## THE EXERCISE
Gather all lines in the data that hold the string "price".

◆ ◆ ◆ ◆ ◆

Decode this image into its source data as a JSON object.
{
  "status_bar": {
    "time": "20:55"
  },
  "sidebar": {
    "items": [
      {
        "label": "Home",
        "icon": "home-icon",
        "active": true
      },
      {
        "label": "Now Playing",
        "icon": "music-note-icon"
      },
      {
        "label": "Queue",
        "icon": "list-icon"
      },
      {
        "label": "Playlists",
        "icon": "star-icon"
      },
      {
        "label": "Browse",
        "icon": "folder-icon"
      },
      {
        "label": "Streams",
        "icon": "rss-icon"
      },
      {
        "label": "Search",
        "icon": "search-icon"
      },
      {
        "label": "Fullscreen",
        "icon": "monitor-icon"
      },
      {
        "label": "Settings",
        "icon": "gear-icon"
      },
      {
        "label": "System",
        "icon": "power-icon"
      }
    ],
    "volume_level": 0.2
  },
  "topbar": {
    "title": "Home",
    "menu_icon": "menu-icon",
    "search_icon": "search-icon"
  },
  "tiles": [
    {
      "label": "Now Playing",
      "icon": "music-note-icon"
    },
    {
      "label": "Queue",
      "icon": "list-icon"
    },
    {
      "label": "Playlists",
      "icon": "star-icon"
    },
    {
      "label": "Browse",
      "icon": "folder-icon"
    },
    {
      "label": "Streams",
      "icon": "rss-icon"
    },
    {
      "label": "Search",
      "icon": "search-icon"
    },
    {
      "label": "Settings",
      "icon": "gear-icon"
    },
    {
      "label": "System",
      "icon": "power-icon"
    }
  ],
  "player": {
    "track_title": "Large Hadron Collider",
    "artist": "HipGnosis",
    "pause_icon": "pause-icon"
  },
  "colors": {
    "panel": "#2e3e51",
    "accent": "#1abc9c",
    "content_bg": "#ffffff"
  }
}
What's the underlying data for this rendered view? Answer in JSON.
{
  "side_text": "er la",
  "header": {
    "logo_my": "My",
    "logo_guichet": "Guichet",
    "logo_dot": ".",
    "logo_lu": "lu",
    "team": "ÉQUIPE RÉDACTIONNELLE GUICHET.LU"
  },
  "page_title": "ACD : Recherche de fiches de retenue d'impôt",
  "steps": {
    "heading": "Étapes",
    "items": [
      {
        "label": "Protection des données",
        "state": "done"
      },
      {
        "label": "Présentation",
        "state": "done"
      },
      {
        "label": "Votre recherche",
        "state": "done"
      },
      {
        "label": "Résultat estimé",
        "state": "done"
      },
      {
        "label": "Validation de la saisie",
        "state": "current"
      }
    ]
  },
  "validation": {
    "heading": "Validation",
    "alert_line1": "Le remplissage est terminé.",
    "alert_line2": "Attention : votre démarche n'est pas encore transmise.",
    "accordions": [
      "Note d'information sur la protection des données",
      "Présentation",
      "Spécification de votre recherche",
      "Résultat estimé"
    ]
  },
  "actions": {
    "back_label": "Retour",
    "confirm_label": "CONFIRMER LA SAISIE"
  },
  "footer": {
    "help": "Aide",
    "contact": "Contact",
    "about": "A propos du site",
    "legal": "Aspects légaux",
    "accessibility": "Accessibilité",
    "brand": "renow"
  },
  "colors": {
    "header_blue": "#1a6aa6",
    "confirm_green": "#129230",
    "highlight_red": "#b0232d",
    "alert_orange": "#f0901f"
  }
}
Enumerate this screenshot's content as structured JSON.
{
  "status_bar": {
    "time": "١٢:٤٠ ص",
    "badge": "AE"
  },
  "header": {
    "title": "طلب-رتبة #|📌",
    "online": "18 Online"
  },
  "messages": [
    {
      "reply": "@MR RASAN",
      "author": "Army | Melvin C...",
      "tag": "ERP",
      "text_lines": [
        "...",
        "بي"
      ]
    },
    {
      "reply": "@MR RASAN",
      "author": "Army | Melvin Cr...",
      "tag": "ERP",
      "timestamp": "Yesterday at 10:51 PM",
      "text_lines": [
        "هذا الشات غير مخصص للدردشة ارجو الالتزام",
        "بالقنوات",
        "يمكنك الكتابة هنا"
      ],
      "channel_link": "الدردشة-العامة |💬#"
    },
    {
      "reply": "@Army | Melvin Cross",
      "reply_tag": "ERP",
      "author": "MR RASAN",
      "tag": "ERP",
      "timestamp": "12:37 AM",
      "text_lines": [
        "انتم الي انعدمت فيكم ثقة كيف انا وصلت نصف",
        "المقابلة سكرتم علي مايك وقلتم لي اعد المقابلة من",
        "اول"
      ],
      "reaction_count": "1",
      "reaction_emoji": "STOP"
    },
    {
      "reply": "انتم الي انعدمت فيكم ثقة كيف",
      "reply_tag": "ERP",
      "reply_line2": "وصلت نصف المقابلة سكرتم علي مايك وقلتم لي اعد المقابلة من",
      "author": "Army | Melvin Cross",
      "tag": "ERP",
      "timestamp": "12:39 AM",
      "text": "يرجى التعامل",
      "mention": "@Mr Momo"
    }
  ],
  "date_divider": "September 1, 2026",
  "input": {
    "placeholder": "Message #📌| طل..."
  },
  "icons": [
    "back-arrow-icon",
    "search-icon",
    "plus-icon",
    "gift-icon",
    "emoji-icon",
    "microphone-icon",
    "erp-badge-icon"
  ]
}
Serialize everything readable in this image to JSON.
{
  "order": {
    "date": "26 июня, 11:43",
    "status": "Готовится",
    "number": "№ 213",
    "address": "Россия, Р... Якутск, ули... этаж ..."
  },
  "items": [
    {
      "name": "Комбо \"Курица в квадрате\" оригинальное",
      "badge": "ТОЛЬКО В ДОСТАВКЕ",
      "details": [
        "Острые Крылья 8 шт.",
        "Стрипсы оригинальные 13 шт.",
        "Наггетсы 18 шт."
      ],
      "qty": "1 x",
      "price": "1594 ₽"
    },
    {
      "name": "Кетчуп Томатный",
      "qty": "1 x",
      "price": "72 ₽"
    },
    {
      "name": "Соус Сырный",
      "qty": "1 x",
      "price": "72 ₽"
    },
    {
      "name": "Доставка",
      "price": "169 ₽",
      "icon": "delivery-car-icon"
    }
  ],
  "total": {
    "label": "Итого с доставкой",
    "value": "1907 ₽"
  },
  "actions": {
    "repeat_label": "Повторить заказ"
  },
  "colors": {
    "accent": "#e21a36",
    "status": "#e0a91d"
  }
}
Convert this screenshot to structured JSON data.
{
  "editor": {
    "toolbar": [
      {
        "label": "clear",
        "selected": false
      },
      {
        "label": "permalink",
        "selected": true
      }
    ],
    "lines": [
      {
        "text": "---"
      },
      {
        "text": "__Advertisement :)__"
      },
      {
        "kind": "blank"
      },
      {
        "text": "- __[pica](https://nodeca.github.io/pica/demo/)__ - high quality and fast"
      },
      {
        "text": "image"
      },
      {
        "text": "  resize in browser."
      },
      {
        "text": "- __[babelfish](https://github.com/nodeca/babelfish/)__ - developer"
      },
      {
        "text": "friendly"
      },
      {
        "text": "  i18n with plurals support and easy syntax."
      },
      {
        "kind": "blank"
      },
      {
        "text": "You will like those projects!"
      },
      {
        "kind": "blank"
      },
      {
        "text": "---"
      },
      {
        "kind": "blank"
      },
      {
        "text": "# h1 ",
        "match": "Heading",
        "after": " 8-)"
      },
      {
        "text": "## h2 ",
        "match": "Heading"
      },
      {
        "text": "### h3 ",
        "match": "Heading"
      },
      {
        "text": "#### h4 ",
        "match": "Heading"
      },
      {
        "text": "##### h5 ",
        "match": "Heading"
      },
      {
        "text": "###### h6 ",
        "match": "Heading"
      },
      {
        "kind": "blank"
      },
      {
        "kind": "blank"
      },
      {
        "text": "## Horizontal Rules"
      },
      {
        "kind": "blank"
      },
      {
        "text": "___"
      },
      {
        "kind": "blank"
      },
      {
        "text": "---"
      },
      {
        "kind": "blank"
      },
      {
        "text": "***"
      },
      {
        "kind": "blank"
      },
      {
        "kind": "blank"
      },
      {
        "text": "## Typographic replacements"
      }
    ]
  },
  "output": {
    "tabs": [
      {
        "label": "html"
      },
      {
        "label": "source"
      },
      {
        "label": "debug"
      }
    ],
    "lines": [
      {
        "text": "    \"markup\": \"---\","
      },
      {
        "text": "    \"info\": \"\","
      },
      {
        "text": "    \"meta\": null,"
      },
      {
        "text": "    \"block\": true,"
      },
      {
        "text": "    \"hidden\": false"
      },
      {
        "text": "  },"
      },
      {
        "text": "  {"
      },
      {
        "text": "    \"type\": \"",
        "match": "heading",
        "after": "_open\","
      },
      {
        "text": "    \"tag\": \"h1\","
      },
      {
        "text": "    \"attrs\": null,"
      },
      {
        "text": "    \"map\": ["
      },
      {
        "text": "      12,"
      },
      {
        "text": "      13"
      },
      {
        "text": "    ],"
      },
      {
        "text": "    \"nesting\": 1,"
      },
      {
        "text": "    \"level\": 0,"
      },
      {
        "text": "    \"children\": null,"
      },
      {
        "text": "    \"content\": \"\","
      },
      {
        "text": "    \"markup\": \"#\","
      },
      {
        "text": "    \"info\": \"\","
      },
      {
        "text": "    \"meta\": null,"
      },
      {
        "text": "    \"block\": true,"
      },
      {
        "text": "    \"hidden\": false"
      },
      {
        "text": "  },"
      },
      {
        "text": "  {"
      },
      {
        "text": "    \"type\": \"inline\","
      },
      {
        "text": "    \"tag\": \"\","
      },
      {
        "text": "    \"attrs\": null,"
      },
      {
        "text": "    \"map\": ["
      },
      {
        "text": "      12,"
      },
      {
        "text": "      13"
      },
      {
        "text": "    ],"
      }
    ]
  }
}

◆ ◆ ◆ ◆ ◆

## TASK ANSWER
      "price": "1594 ₽"
      "price": "72 ₽"
      "price": "72 ₽"
      "price": "169 ₽",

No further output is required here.